• Questions on the material:
• A. According to the post on language games with machine learning, in what year did Claude Shannon publish A Mathematical Theory of Communication?
• B. Rewrite the part of the language games post that opens with the words containing "In 1948, Claude" and closes with "in the message.", putting "messaging setup" in place of "communication system".

• Quoted passage:
>>>

Language Games With Machine Learning

July 03, 2020

Code


In 1948, Claude Shannon published A Mathematical Theory of Communication, which introduces some math for thinking about how to set up a communication system. To communicate a message correctly from person A to person B, we don't want to lose any of the important "information" in the message.

But information theory is only one tool for thinking about natural language. Information theory is very mathematical, but it's not obvious that everything in semiotics can be represented mathematically.

In the real world, the systems we use to communicate information tend to be called protocols or languages. For example, TCP is a protocol for passing information through the Internet, and natural languages like English are spoken so that we can pass information along to other people. Communication systems can be designed, or they can emerge spotaneously and evolve over time — like most spoken languages. This observation begs the question: "Could we design environments which encourage novel communication systems to emerge and evolve?"

<<<

• Supplied data:
>>>

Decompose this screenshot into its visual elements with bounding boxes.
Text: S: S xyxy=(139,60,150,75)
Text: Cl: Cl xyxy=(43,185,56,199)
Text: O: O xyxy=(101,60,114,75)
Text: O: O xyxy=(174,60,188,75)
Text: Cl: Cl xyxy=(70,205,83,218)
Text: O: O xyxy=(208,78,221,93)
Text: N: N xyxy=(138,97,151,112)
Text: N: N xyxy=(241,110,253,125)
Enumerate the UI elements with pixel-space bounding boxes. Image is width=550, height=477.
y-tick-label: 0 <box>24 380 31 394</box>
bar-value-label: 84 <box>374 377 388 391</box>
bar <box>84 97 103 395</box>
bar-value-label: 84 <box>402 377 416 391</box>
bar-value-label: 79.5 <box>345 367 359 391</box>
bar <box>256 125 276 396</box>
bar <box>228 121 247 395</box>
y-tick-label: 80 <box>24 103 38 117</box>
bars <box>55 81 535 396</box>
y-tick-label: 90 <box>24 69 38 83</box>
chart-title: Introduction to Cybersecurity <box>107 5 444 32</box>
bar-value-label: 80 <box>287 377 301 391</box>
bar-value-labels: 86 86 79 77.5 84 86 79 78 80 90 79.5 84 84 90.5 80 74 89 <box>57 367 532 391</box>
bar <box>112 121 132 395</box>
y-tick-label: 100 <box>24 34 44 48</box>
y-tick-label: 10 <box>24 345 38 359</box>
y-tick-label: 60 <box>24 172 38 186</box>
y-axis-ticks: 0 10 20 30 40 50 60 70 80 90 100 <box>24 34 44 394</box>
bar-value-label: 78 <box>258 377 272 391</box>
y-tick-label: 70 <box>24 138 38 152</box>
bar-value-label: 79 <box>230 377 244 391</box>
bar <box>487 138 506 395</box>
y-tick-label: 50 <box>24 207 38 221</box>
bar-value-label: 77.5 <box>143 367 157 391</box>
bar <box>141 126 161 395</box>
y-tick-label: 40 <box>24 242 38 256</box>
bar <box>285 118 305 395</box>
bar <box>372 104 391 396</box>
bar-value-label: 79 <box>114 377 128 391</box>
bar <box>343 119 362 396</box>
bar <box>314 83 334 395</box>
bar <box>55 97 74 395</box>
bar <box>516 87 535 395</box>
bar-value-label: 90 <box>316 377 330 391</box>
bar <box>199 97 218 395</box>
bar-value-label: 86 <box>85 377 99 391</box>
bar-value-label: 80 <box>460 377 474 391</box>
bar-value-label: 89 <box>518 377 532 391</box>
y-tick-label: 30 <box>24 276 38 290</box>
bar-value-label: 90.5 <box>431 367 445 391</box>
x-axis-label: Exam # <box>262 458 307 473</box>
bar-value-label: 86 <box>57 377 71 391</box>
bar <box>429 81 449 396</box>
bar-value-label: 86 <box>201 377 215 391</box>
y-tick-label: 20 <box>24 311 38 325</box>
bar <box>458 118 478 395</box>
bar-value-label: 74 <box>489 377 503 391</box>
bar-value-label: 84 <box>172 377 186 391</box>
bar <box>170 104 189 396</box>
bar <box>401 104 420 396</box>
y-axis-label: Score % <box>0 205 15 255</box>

<<<

• Answers:
• A. 1948

• B.
In 1948, Claude Shannon published A Mathematical Theory of Communication, which introduces some math for thinking about how to set up a messaging setup. To communicate a message correctly from person A to person B, we don't want to lose any of the important "information" in the message.